* **Stated exercise**
Pull out every line of the listing below where "comments" appears.

* **Items from a data source**
====

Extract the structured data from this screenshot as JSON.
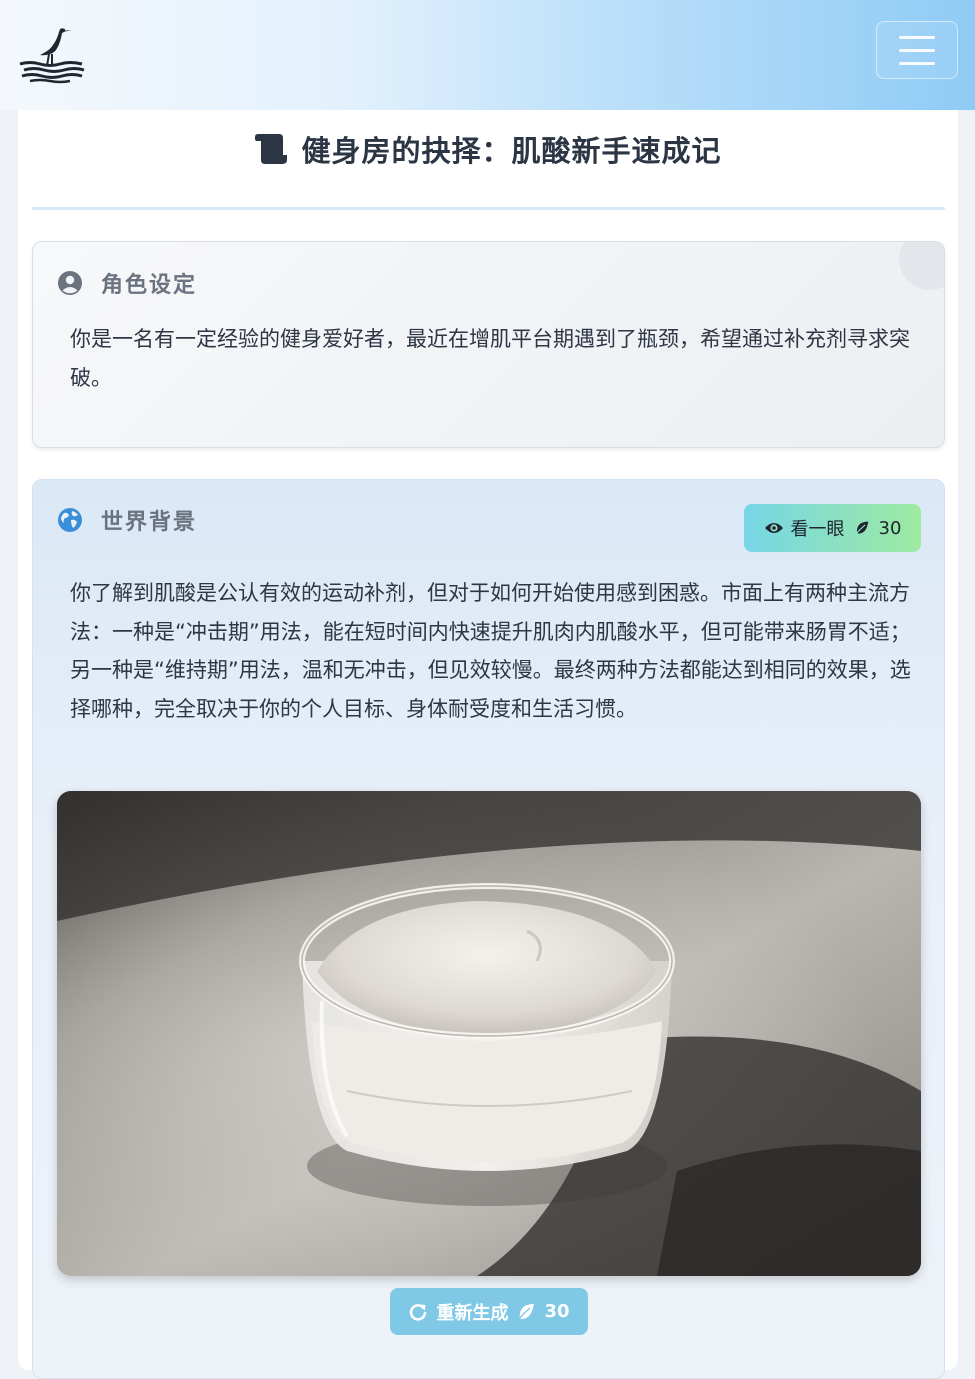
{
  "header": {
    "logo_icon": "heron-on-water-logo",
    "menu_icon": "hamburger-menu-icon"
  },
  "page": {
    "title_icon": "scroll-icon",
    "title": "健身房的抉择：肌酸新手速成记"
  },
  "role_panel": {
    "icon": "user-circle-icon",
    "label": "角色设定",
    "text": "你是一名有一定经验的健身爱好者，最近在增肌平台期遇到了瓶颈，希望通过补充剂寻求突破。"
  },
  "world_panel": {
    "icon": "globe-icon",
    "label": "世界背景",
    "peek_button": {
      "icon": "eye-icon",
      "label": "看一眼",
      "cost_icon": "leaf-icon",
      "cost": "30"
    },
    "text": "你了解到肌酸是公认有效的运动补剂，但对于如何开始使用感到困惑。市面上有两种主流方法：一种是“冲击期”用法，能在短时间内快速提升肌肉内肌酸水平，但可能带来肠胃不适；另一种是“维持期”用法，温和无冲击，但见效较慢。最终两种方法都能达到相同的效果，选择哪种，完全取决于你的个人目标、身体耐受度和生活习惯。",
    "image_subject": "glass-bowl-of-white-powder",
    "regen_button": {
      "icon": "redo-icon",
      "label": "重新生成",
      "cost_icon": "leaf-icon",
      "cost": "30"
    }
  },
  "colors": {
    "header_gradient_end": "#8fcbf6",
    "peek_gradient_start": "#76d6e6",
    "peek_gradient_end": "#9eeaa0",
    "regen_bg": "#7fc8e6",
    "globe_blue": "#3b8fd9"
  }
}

====

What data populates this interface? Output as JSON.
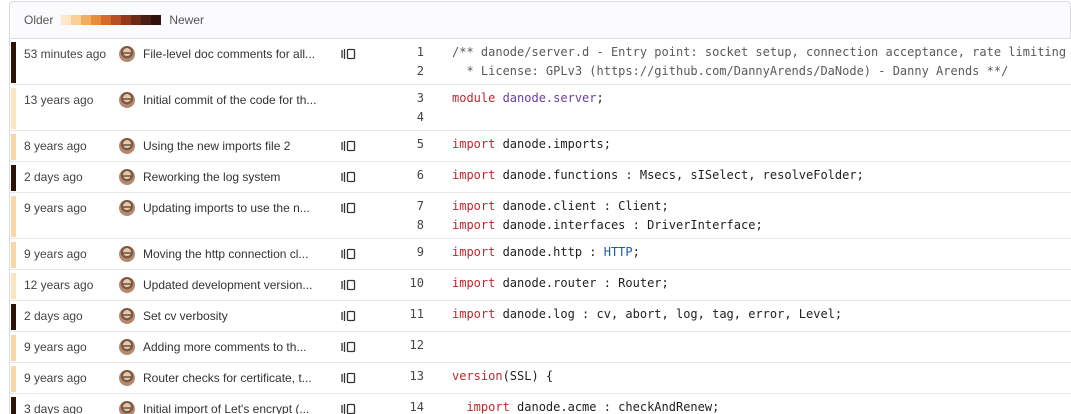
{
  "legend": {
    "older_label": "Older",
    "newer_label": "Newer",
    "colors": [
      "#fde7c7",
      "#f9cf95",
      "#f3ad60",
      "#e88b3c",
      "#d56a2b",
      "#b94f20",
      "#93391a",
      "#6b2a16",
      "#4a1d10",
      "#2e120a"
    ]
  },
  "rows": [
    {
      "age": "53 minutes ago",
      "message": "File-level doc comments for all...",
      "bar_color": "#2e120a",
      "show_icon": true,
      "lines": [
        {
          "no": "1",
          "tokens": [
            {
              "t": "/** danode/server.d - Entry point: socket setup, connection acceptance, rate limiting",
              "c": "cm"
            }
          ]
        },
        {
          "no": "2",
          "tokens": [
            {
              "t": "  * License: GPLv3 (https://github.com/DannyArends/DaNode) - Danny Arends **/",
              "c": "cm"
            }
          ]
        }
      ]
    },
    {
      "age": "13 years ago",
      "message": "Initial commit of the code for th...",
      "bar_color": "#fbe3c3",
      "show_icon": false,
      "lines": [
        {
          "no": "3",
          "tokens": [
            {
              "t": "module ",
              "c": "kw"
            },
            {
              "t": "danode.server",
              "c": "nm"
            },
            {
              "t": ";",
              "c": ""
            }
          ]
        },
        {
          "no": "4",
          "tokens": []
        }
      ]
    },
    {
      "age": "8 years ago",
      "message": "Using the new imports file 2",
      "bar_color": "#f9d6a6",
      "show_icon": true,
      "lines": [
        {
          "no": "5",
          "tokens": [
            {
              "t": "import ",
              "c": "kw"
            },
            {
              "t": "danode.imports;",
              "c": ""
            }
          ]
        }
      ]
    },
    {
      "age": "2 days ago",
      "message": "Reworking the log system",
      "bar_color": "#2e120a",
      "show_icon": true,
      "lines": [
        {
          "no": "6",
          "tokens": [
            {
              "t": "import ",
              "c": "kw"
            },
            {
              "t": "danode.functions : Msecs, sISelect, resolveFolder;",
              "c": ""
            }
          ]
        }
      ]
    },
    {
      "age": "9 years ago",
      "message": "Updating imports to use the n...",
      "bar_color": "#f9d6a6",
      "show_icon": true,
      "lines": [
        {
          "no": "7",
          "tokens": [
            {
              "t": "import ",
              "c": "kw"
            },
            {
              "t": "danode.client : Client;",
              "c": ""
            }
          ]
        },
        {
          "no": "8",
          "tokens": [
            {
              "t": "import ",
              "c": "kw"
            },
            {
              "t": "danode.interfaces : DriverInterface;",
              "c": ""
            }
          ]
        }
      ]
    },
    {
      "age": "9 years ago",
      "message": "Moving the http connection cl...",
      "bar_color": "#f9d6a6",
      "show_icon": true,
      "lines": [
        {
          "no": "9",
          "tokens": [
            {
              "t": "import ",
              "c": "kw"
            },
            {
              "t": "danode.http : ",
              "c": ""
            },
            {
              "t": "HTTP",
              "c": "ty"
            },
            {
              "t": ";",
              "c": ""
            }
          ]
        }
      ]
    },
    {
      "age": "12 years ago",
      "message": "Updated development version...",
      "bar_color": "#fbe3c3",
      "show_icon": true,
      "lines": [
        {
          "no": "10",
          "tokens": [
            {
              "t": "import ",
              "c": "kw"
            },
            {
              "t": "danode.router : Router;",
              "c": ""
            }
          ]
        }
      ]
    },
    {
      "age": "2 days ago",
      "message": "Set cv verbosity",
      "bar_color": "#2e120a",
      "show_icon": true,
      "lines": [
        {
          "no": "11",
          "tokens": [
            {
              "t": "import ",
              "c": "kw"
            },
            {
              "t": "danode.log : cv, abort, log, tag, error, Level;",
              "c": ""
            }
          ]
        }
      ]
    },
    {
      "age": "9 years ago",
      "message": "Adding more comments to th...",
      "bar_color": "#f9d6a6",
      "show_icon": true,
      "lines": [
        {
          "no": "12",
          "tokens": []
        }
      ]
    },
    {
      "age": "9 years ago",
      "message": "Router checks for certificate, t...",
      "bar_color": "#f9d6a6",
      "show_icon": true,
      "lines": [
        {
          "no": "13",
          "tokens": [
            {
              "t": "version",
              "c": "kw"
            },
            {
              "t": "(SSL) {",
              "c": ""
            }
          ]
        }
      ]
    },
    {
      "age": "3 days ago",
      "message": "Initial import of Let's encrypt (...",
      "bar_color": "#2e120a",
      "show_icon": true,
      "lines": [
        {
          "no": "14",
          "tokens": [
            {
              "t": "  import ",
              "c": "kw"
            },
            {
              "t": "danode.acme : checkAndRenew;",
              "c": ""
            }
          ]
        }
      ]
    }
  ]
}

====

* **The reply**
      "message": "File-level doc comments for all...",
      "message": "Adding more comments to th...",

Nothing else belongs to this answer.